**STORED DATA:**
════

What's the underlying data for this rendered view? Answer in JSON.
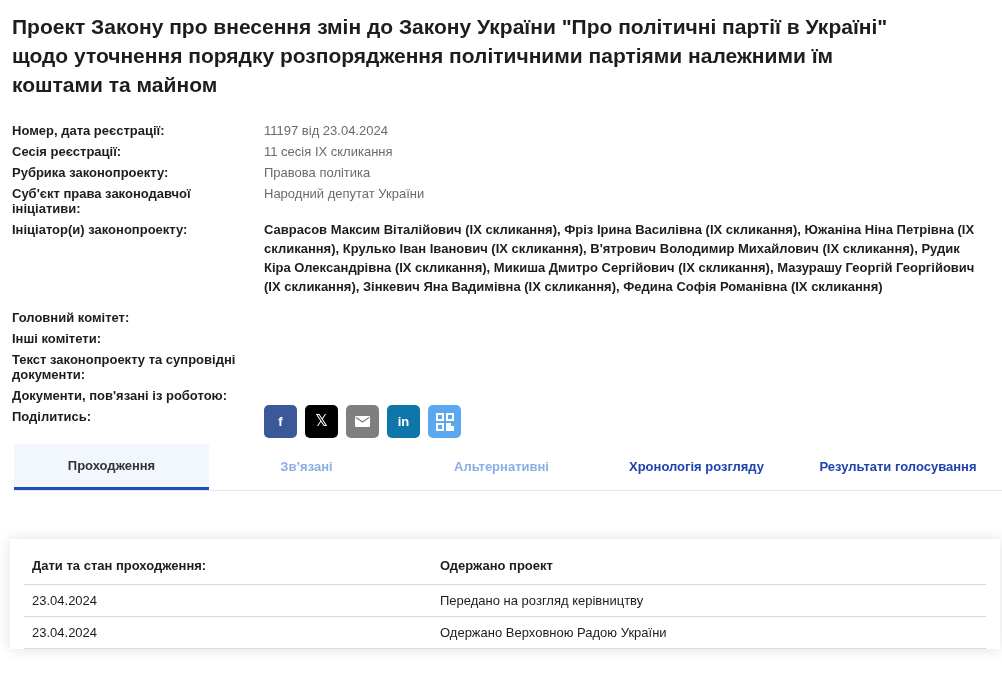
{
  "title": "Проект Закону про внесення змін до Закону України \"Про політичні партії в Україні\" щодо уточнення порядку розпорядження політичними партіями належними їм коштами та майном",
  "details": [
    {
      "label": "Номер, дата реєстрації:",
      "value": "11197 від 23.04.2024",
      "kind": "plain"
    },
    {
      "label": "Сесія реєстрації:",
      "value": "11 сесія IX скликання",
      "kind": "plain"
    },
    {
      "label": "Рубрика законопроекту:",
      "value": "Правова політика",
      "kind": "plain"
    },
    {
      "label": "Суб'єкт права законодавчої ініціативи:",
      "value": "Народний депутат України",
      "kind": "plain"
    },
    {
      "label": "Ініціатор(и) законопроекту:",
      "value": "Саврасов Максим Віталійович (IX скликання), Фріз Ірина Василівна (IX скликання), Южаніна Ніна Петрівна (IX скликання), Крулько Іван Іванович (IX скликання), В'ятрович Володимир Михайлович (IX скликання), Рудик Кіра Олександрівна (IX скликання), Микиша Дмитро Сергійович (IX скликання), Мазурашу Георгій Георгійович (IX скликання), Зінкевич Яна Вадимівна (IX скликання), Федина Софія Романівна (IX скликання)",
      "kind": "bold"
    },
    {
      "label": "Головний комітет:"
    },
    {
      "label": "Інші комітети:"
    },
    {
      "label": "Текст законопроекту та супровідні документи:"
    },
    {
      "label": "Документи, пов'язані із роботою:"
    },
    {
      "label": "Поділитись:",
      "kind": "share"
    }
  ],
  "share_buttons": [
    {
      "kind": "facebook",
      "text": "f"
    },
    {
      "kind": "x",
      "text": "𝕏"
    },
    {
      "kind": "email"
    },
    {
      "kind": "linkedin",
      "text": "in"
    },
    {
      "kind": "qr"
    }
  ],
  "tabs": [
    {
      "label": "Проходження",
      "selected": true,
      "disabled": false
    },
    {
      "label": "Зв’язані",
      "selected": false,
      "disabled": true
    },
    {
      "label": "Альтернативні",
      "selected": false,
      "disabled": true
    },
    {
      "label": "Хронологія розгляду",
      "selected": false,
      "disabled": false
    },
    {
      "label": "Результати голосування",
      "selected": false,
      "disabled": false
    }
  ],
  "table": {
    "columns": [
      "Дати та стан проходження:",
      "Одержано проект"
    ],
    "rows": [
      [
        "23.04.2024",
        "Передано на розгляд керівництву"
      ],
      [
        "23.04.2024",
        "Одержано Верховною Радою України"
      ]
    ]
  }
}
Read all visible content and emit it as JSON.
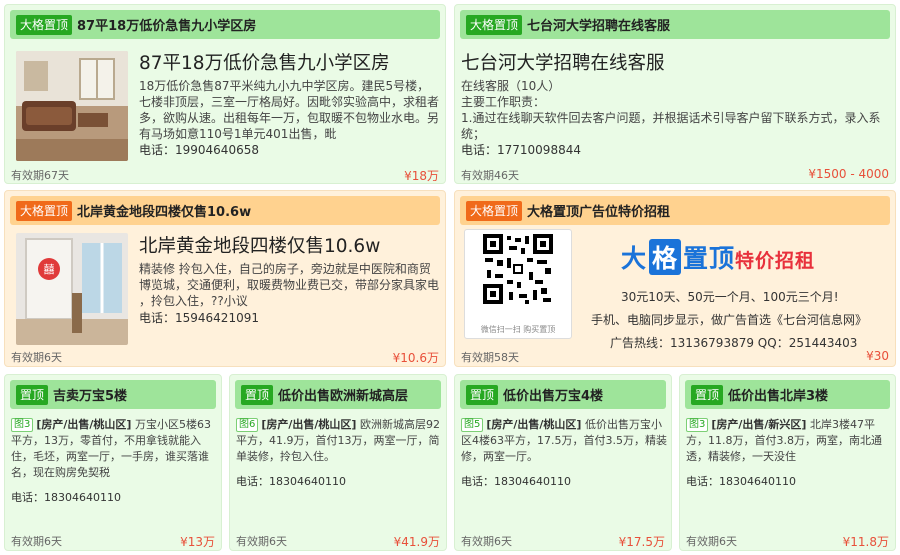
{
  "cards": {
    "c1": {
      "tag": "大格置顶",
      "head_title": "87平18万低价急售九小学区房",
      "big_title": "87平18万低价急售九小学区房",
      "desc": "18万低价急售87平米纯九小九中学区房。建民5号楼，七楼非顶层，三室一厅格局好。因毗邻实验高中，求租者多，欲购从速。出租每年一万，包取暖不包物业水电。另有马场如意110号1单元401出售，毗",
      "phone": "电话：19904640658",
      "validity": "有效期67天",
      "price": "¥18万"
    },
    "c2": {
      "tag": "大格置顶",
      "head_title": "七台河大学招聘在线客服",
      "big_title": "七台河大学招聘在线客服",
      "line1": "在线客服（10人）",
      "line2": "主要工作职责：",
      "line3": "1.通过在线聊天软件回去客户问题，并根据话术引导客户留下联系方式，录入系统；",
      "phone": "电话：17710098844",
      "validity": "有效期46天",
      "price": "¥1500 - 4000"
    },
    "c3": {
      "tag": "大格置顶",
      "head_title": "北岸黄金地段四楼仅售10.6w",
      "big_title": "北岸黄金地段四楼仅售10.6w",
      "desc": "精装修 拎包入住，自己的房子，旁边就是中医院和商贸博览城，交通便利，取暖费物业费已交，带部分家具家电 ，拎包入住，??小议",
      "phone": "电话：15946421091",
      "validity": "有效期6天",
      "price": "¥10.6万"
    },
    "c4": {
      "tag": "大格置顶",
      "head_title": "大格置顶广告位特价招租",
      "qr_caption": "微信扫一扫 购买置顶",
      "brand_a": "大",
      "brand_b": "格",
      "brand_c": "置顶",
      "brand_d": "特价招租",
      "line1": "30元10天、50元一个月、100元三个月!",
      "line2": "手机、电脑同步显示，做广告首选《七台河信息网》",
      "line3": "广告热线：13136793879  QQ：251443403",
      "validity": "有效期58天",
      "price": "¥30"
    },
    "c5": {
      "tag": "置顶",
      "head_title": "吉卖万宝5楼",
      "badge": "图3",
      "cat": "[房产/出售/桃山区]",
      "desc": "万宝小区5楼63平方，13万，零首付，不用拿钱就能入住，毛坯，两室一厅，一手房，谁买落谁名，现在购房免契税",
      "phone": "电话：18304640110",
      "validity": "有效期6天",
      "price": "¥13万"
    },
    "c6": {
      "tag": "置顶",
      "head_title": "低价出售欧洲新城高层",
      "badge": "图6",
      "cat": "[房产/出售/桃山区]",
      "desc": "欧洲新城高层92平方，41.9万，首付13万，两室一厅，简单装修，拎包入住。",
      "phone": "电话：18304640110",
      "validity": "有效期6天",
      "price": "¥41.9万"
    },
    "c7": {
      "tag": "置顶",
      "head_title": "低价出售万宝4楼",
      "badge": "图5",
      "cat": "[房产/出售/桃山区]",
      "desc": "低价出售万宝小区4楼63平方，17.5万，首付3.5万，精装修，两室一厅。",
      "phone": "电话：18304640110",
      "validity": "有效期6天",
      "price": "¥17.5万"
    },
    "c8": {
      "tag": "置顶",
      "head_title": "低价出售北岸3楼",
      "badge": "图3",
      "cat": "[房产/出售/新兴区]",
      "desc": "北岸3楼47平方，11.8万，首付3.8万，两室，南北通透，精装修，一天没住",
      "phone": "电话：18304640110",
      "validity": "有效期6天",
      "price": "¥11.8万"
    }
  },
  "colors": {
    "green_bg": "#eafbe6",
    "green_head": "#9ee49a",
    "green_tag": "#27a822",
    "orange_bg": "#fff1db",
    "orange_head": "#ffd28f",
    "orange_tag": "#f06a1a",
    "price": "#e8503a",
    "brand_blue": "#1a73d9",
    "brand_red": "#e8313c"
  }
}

════

**INSTRUCTION:**
From the material above, reproduce everything verbatim except the pictures.

**COMPLETE OUTPUT:**
What's the underlying data for this rendered view? Answer in JSON.
{
  "title": "Проект Закону про внесення змін до Закону України \"Про політичні партії в Україні\" щодо уточнення порядку розпорядження політичними партіями належними їм коштами та майном",
  "details": [
    {
      "label": "Номер, дата реєстрації:",
      "value": "11197 від 23.04.2024",
      "kind": "plain"
    },
    {
      "label": "Сесія реєстрації:",
      "value": "11 сесія IX скликання",
      "kind": "plain"
    },
    {
      "label": "Рубрика законопроекту:",
      "value": "Правова політика",
      "kind": "plain"
    },
    {
      "label": "Суб'єкт права законодавчої ініціативи:",
      "value": "Народний депутат України",
      "kind": "plain"
    },
    {
      "label": "Ініціатор(и) законопроекту:",
      "value": "Саврасов Максим Віталійович (IX скликання), Фріз Ірина Василівна (IX скликання), Южаніна Ніна Петрівна (IX скликання), Крулько Іван Іванович (IX скликання), В'ятрович Володимир Михайлович (IX скликання), Рудик Кіра Олександрівна (IX скликання), Микиша Дмитро Сергійович (IX скликання), Мазурашу Георгій Георгійович (IX скликання), Зінкевич Яна Вадимівна (IX скликання), Федина Софія Романівна (IX скликання)",
      "kind": "bold"
    },
    {
      "label": "Головний комітет:"
    },
    {
      "label": "Інші комітети:"
    },
    {
      "label": "Текст законопроекту та супровідні документи:"
    },
    {
      "label": "Документи, пов'язані із роботою:"
    },
    {
      "label": "Поділитись:",
      "kind": "share"
    }
  ],
  "share_buttons": [
    {
      "kind": "facebook",
      "text": "f"
    },
    {
      "kind": "x",
      "text": "𝕏"
    },
    {
      "kind": "email"
    },
    {
      "kind": "linkedin",
      "text": "in"
    },
    {
      "kind": "qr"
    }
  ],
  "tabs": [
    {
      "label": "Проходження",
      "selected": true,
      "disabled": false
    },
    {
      "label": "Зв’язані",
      "selected": false,
      "disabled": true
    },
    {
      "label": "Альтернативні",
      "selected": false,
      "disabled": true
    },
    {
      "label": "Хронологія розгляду",
      "selected": false,
      "disabled": false
    },
    {
      "label": "Результати голосування",
      "selected": false,
      "disabled": false
    }
  ],
  "table": {
    "columns": [
      "Дати та стан проходження:",
      "Одержано проект"
    ],
    "rows": [
      [
        "23.04.2024",
        "Передано на розгляд керівництву"
      ],
      [
        "23.04.2024",
        "Одержано Верховною Радою України"
      ]
    ]
  }
}
Read all visible content and emit it as JSON.
{
  "cards": {
    "c1": {
      "tag": "大格置顶",
      "head_title": "87平18万低价急售九小学区房",
      "big_title": "87平18万低价急售九小学区房",
      "desc": "18万低价急售87平米纯九小九中学区房。建民5号楼，七楼非顶层，三室一厅格局好。因毗邻实验高中，求租者多，欲购从速。出租每年一万，包取暖不包物业水电。另有马场如意110号1单元401出售，毗",
      "phone": "电话：19904640658",
      "validity": "有效期67天",
      "price": "¥18万"
    },
    "c2": {
      "tag": "大格置顶",
      "head_title": "七台河大学招聘在线客服",
      "big_title": "七台河大学招聘在线客服",
      "line1": "在线客服（10人）",
      "line2": "主要工作职责：",
      "line3": "1.通过在线聊天软件回去客户问题，并根据话术引导客户留下联系方式，录入系统；",
      "phone": "电话：17710098844",
      "validity": "有效期46天",
      "price": "¥1500 - 4000"
    },
    "c3": {
      "tag": "大格置顶",
      "head_title": "北岸黄金地段四楼仅售10.6w",
      "big_title": "北岸黄金地段四楼仅售10.6w",
      "desc": "精装修 拎包入住，自己的房子，旁边就是中医院和商贸博览城，交通便利，取暖费物业费已交，带部分家具家电 ，拎包入住，??小议",
      "phone": "电话：15946421091",
      "validity": "有效期6天",
      "price": "¥10.6万"
    },
    "c4": {
      "tag": "大格置顶",
      "head_title": "大格置顶广告位特价招租",
      "qr_caption": "微信扫一扫 购买置顶",
      "brand_a": "大",
      "brand_b": "格",
      "brand_c": "置顶",
      "brand_d": "特价招租",
      "line1": "30元10天、50元一个月、100元三个月!",
      "line2": "手机、电脑同步显示，做广告首选《七台河信息网》",
      "line3": "广告热线：13136793879  QQ：251443403",
      "validity": "有效期58天",
      "price": "¥30"
    },
    "c5": {
      "tag": "置顶",
      "head_title": "吉卖万宝5楼",
      "badge": "图3",
      "cat": "[房产/出售/桃山区]",
      "desc": "万宝小区5楼63平方，13万，零首付，不用拿钱就能入住，毛坯，两室一厅，一手房，谁买落谁名，现在购房免契税",
      "phone": "电话：18304640110",
      "validity": "有效期6天",
      "price": "¥13万"
    },
    "c6": {
      "tag": "置顶",
      "head_title": "低价出售欧洲新城高层",
      "badge": "图6",
      "cat": "[房产/出售/桃山区]",
      "desc": "欧洲新城高层92平方，41.9万，首付13万，两室一厅，简单装修，拎包入住。",
      "phone": "电话：18304640110",
      "validity": "有效期6天",
      "price": "¥41.9万"
    },
    "c7": {
      "tag": "置顶",
      "head_title": "低价出售万宝4楼",
      "badge": "图5",
      "cat": "[房产/出售/桃山区]",
      "desc": "低价出售万宝小区4楼63平方，17.5万，首付3.5万，精装修，两室一厅。",
      "phone": "电话：18304640110",
      "validity": "有效期6天",
      "price": "¥17.5万"
    },
    "c8": {
      "tag": "置顶",
      "head_title": "低价出售北岸3楼",
      "badge": "图3",
      "cat": "[房产/出售/新兴区]",
      "desc": "北岸3楼47平方，11.8万，首付3.8万，两室，南北通透，精装修，一天没住",
      "phone": "电话：18304640110",
      "validity": "有效期6天",
      "price": "¥11.8万"
    }
  },
  "colors": {
    "green_bg": "#eafbe6",
    "green_head": "#9ee49a",
    "green_tag": "#27a822",
    "orange_bg": "#fff1db",
    "orange_head": "#ffd28f",
    "orange_tag": "#f06a1a",
    "price": "#e8503a",
    "brand_blue": "#1a73d9",
    "brand_red": "#e8313c"
  }
}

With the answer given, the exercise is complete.